§ **Objective**
Every line of the records must be repeated exactly; pictures stay out.

start

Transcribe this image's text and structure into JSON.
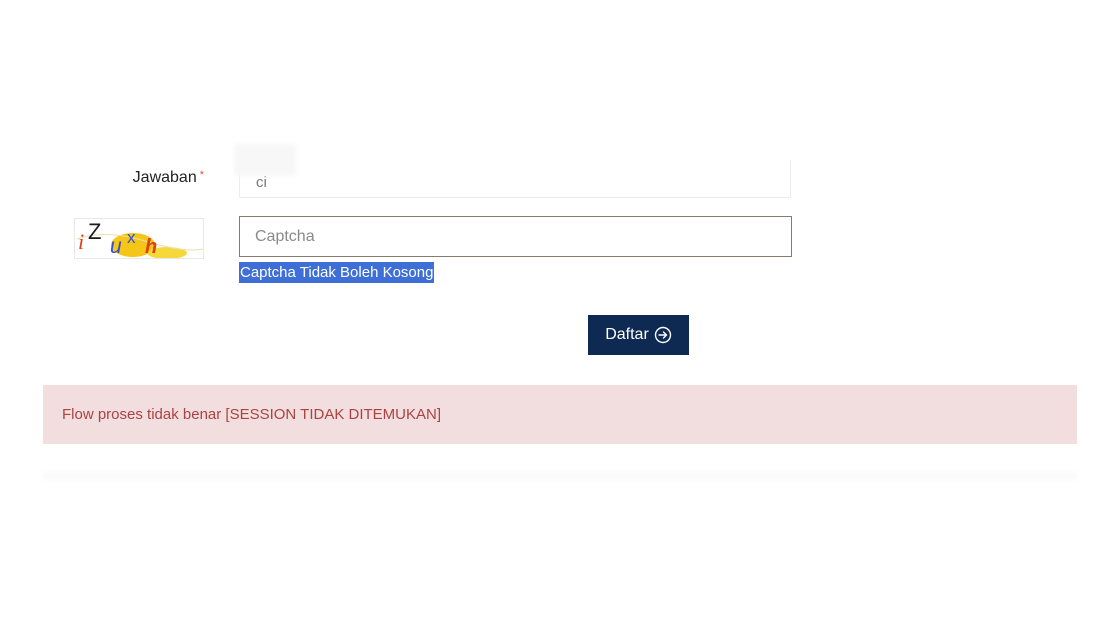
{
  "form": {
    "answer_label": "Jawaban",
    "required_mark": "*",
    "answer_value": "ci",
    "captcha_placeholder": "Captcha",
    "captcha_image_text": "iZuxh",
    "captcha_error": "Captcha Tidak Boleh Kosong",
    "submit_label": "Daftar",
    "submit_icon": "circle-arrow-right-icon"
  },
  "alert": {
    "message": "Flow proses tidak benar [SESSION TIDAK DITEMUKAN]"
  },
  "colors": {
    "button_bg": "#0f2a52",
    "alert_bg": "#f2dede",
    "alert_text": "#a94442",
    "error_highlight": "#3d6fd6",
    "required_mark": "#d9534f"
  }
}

end

§ **The response**
Transcribe this image's text and structure into JSON.
{
  "form": {
    "answer_label": "Jawaban",
    "required_mark": "*",
    "answer_value": "ci",
    "captcha_placeholder": "Captcha",
    "captcha_image_text": "iZuxh",
    "captcha_error": "Captcha Tidak Boleh Kosong",
    "submit_label": "Daftar",
    "submit_icon": "circle-arrow-right-icon"
  },
  "alert": {
    "message": "Flow proses tidak benar [SESSION TIDAK DITEMUKAN]"
  },
  "colors": {
    "button_bg": "#0f2a52",
    "alert_bg": "#f2dede",
    "alert_text": "#a94442",
    "error_highlight": "#3d6fd6",
    "required_mark": "#d9534f"
  }
}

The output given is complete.